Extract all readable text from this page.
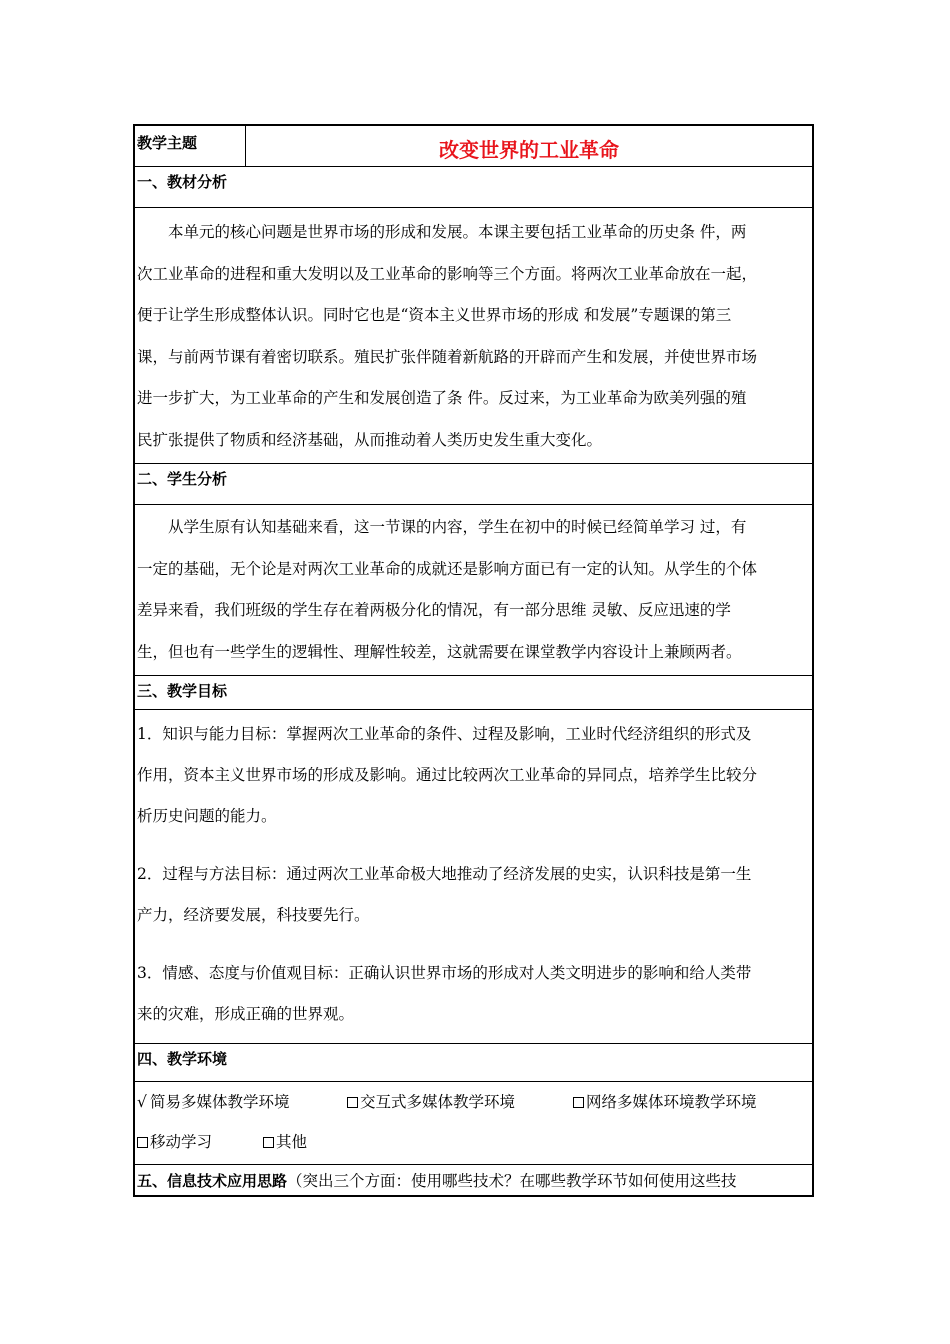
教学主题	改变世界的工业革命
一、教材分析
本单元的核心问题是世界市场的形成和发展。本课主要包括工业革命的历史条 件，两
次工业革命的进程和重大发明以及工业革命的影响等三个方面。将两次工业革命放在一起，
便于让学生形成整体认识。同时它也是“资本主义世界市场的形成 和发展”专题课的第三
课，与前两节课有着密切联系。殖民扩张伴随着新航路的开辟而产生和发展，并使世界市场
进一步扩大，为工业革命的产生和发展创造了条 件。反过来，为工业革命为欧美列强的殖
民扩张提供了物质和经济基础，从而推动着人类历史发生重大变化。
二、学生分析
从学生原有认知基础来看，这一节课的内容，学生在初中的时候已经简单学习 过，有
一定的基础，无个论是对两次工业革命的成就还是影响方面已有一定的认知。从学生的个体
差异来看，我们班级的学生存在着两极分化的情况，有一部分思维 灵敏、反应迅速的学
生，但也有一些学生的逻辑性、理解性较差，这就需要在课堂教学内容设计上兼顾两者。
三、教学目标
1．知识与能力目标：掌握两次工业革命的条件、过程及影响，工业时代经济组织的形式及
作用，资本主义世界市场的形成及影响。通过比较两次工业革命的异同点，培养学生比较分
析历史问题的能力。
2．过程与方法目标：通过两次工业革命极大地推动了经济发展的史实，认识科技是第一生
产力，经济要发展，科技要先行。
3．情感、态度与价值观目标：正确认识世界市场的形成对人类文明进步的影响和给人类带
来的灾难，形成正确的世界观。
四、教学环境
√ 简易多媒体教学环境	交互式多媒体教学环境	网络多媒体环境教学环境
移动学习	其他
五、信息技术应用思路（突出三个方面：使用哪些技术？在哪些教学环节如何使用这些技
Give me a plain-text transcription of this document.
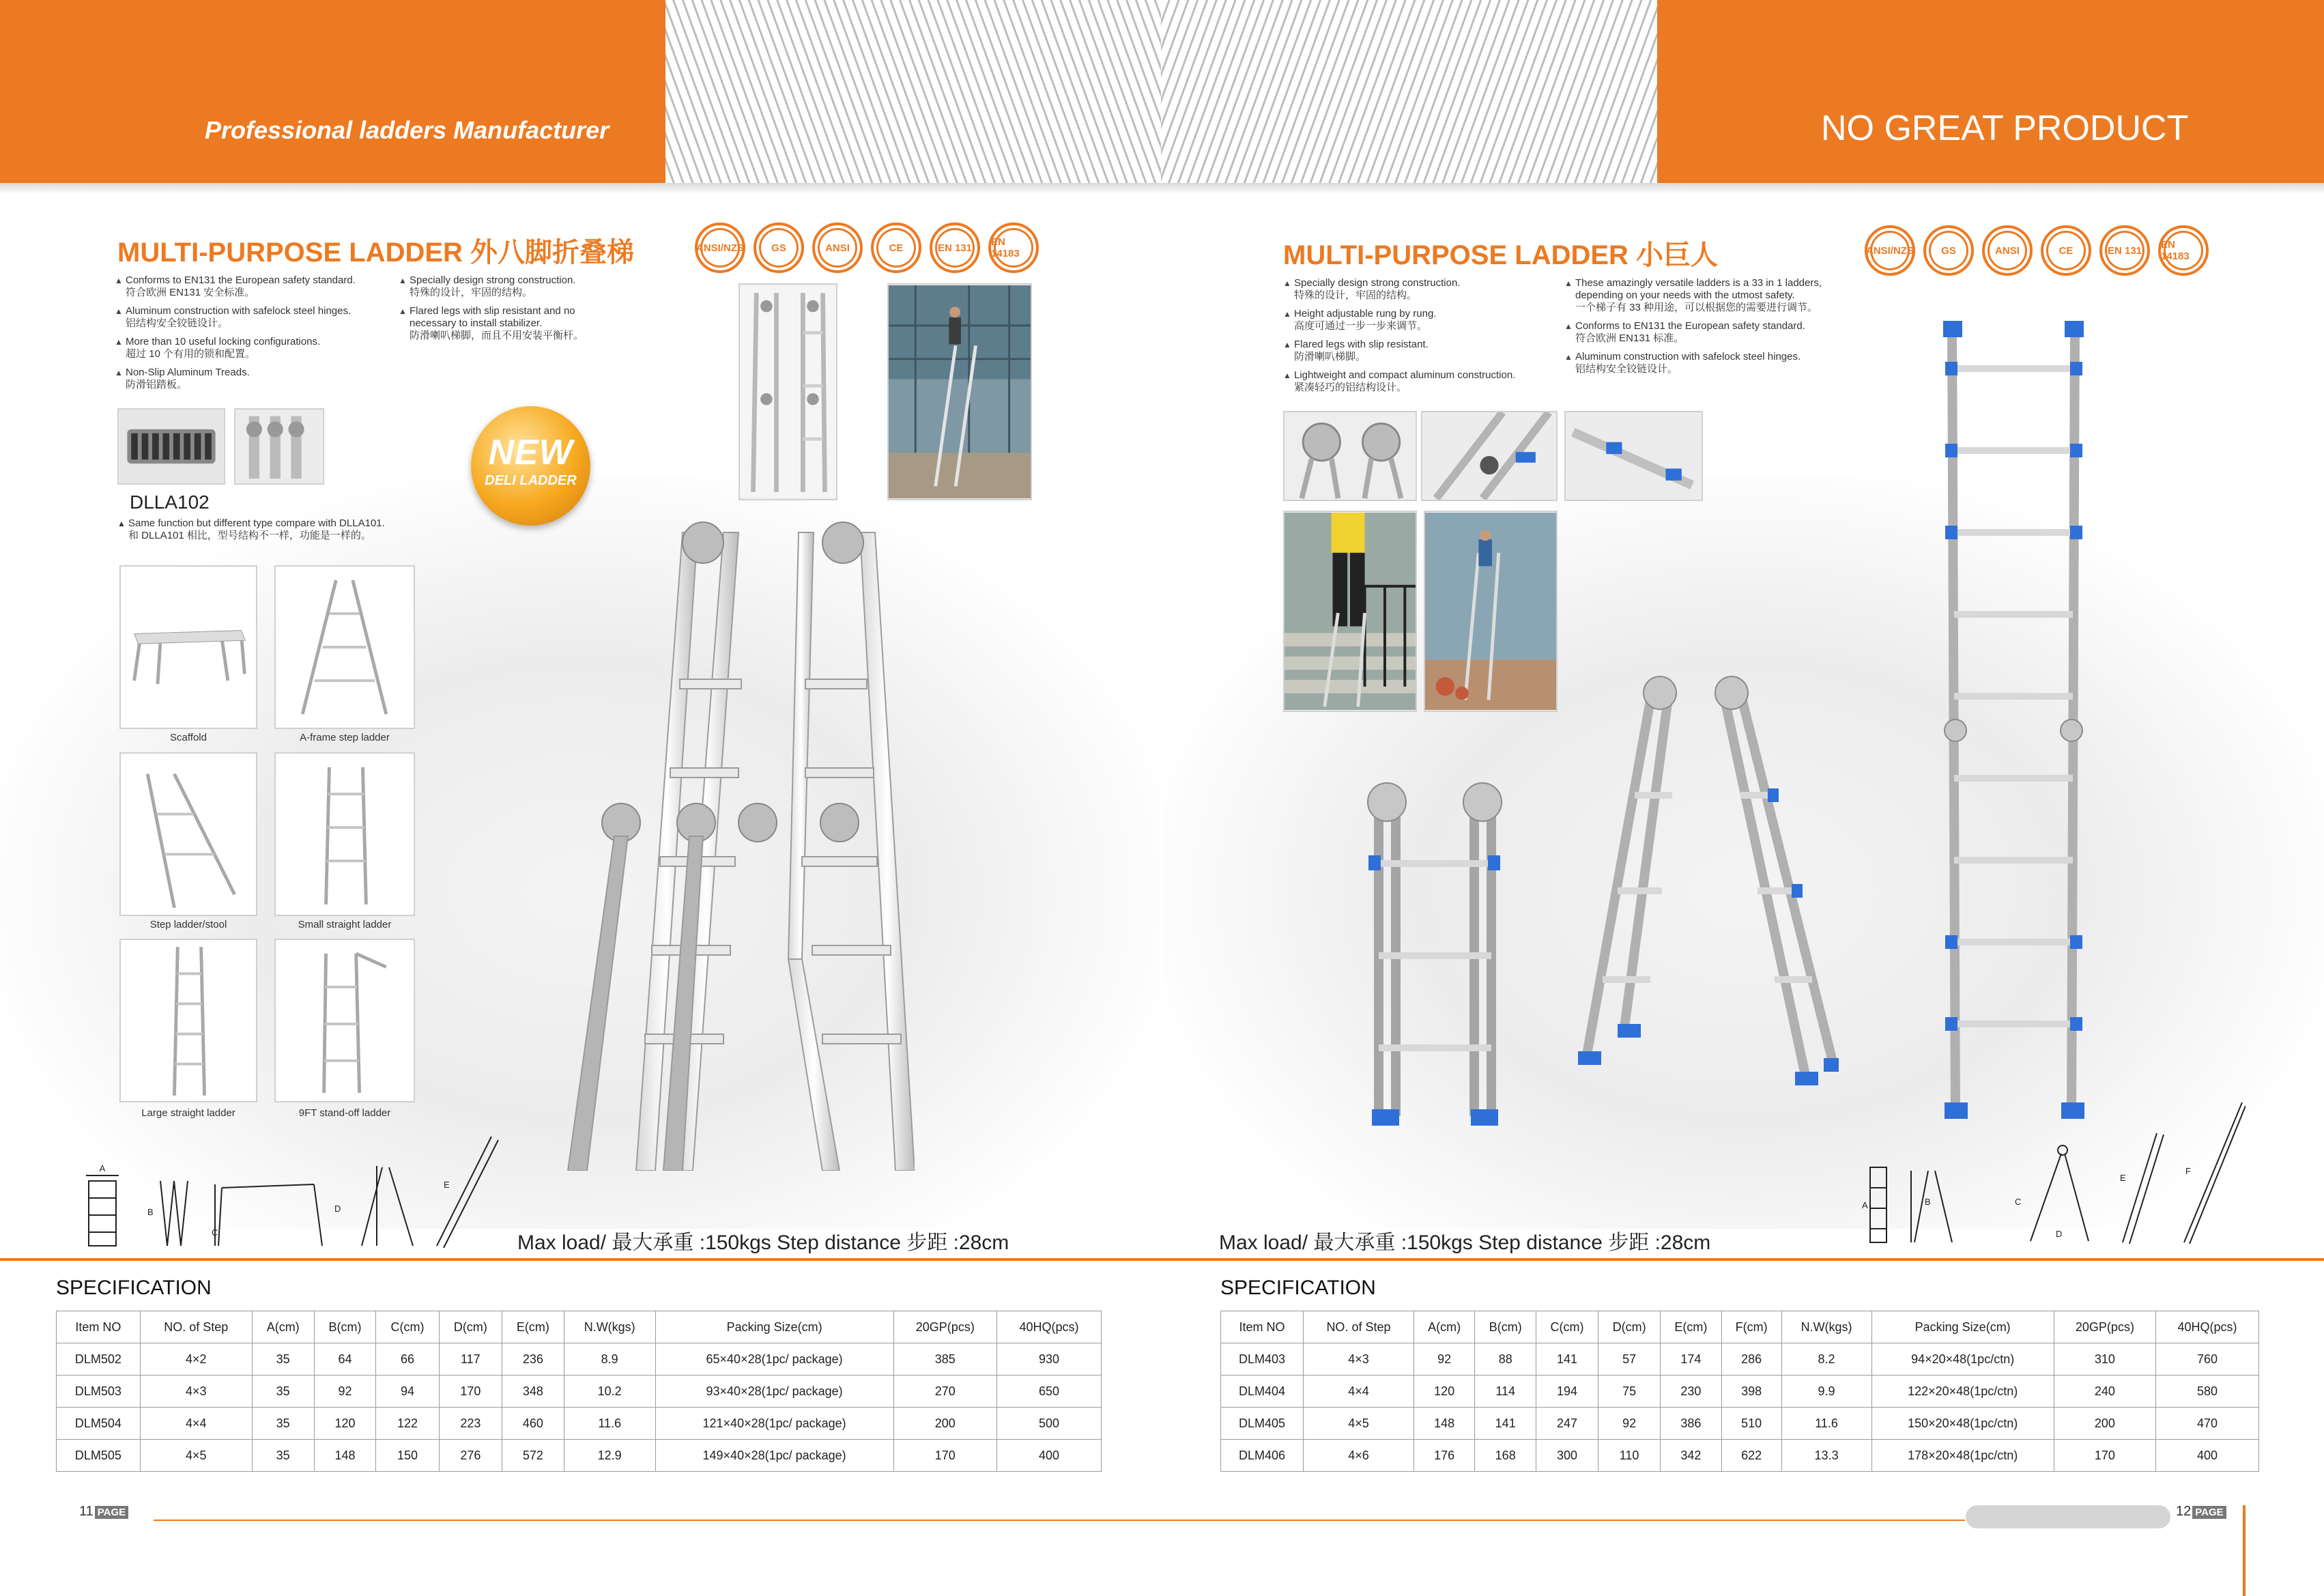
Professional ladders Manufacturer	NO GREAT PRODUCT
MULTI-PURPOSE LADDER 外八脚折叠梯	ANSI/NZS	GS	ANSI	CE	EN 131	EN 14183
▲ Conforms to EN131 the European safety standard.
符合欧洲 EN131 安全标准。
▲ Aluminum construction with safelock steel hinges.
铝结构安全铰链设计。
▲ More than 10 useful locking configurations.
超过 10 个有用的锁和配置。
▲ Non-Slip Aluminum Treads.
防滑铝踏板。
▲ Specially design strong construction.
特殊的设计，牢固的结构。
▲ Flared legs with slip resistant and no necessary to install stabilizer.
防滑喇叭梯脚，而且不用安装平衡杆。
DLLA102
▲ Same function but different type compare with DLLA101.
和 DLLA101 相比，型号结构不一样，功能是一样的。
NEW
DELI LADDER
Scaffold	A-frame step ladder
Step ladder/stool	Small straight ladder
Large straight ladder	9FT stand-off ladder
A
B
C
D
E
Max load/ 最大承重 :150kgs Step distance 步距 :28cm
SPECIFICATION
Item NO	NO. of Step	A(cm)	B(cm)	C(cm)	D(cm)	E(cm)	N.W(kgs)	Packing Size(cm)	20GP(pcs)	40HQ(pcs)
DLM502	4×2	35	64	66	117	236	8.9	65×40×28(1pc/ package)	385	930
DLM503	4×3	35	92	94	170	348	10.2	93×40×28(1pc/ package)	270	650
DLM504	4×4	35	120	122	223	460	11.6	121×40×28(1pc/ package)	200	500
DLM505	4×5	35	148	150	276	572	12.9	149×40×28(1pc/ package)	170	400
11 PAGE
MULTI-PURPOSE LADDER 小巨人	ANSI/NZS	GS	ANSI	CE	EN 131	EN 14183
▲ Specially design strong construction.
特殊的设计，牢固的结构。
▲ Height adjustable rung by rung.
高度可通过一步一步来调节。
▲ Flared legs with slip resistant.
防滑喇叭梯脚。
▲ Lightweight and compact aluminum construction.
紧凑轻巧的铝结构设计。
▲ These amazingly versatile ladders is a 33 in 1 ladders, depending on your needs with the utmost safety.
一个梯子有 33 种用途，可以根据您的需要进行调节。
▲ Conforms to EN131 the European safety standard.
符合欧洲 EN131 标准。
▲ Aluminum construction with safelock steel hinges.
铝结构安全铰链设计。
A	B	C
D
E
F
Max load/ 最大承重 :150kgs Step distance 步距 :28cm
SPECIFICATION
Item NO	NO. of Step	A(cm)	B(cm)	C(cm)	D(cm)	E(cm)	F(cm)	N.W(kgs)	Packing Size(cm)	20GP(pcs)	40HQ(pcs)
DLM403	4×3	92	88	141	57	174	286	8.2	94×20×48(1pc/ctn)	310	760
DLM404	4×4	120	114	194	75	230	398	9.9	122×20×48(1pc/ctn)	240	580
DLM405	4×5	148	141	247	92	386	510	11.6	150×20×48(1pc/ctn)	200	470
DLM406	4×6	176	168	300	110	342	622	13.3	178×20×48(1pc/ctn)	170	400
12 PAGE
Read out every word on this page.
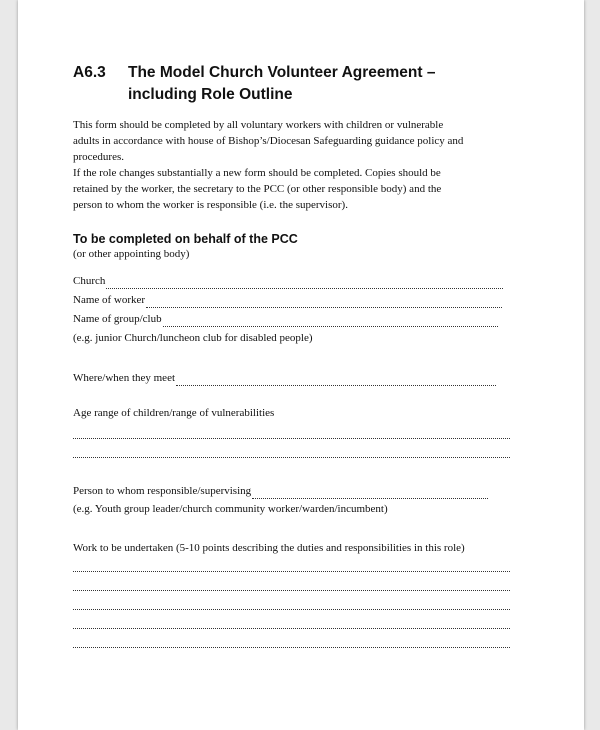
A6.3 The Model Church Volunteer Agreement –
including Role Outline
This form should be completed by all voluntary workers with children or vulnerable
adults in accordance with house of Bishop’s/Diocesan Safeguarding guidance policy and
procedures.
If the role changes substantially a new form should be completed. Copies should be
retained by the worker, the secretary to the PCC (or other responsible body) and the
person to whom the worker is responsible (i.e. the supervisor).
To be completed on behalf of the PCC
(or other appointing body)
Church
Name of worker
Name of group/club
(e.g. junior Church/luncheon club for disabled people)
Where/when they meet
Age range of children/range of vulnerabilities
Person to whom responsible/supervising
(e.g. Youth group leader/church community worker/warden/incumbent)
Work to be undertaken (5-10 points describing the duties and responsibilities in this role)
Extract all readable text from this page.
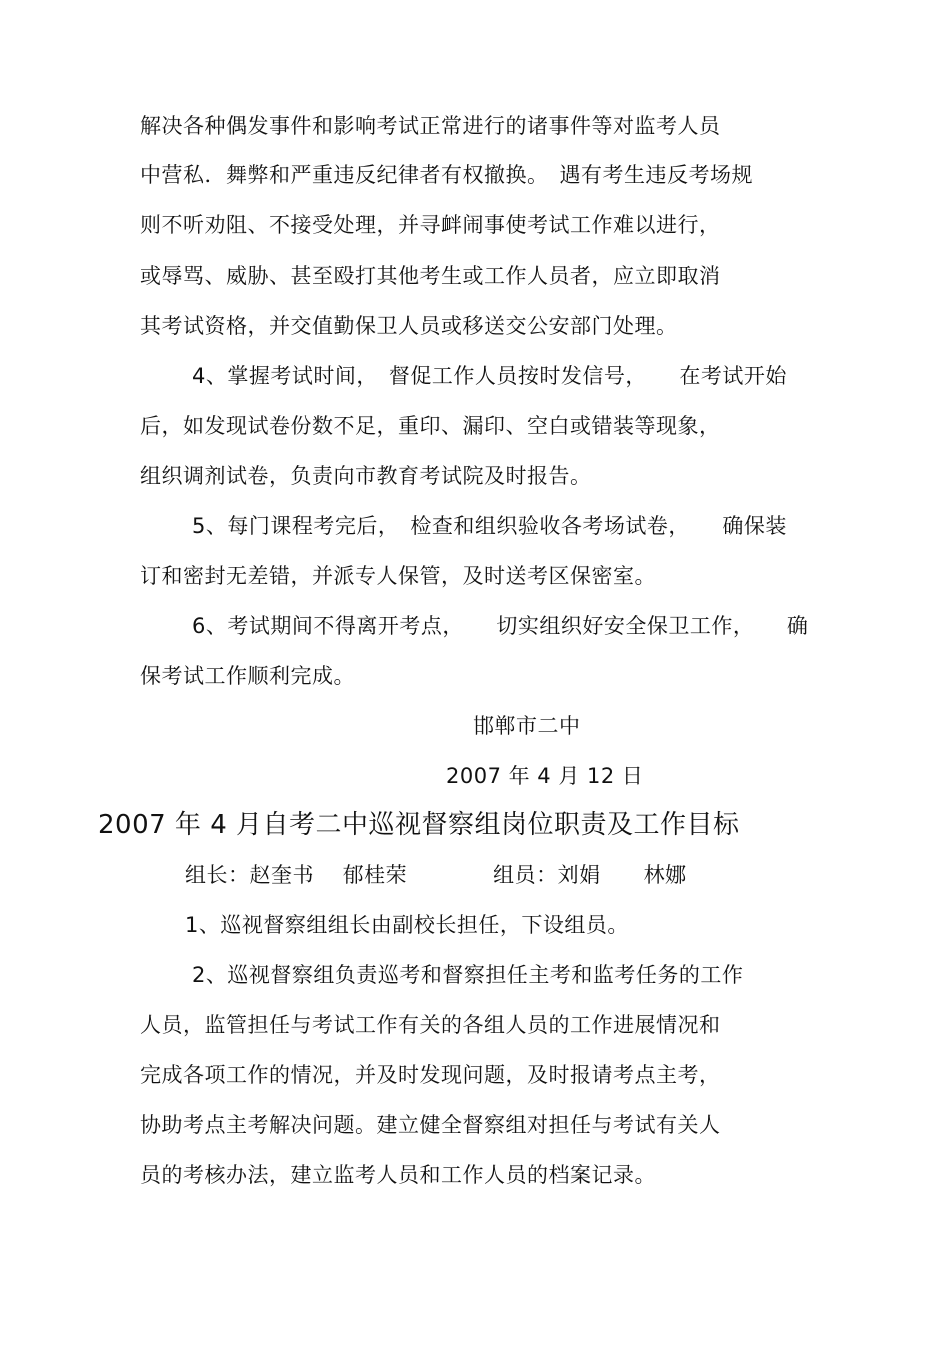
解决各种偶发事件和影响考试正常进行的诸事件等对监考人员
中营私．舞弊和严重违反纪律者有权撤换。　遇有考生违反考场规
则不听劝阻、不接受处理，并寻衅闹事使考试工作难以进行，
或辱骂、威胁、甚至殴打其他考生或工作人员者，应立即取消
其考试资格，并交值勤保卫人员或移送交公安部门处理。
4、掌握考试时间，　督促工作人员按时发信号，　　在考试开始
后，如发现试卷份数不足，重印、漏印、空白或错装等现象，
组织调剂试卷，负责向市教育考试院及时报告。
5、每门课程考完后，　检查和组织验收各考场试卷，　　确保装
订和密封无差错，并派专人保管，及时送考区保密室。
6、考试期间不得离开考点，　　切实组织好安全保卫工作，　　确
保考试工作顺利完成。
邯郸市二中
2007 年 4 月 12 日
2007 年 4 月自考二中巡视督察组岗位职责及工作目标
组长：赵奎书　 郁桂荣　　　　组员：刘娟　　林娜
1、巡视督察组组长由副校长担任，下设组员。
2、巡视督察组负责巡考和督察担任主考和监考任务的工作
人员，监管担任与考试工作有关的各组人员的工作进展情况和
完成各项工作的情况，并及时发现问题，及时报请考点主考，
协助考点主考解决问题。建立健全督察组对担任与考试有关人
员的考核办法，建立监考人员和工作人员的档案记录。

--------

■ Your goal:
The line that contains "Read out every word on this page." opens the part to copy, and the last line of the records closes it; set down those lines exactly, pictures excluded.

■ Written response:
Read out every word on this page.
A6.3 The Model Church Volunteer Agreement –
including Role Outline
This form should be completed by all voluntary workers with children or vulnerable
adults in accordance with house of Bishop’s/Diocesan Safeguarding guidance policy and
procedures.
If the role changes substantially a new form should be completed. Copies should be
retained by the worker, the secretary to the PCC (or other responsible body) and the
person to whom the worker is responsible (i.e. the supervisor).
To be completed on behalf of the PCC
(or other appointing body)
Church
Name of worker
Name of group/club
(e.g. junior Church/luncheon club for disabled people)
Where/when they meet
Age range of children/range of vulnerabilities
Person to whom responsible/supervising
(e.g. Youth group leader/church community worker/warden/incumbent)
Work to be undertaken (5-10 points describing the duties and responsibilities in this role)
Extract all readable text from this page.
解决各种偶发事件和影响考试正常进行的诸事件等对监考人员
中营私．舞弊和严重违反纪律者有权撤换。　遇有考生违反考场规
则不听劝阻、不接受处理，并寻衅闹事使考试工作难以进行，
或辱骂、威胁、甚至殴打其他考生或工作人员者，应立即取消
其考试资格，并交值勤保卫人员或移送交公安部门处理。
4、掌握考试时间，　督促工作人员按时发信号，　　在考试开始
后，如发现试卷份数不足，重印、漏印、空白或错装等现象，
组织调剂试卷，负责向市教育考试院及时报告。
5、每门课程考完后，　检查和组织验收各考场试卷，　　确保装
订和密封无差错，并派专人保管，及时送考区保密室。
6、考试期间不得离开考点，　　切实组织好安全保卫工作，　　确
保考试工作顺利完成。
邯郸市二中
2007 年 4 月 12 日
2007 年 4 月自考二中巡视督察组岗位职责及工作目标
组长：赵奎书　 郁桂荣　　　　组员：刘娟　　林娜
1、巡视督察组组长由副校长担任，下设组员。
2、巡视督察组负责巡考和督察担任主考和监考任务的工作
人员，监管担任与考试工作有关的各组人员的工作进展情况和
完成各项工作的情况，并及时发现问题，及时报请考点主考，
协助考点主考解决问题。建立健全督察组对担任与考试有关人
员的考核办法，建立监考人员和工作人员的档案记录。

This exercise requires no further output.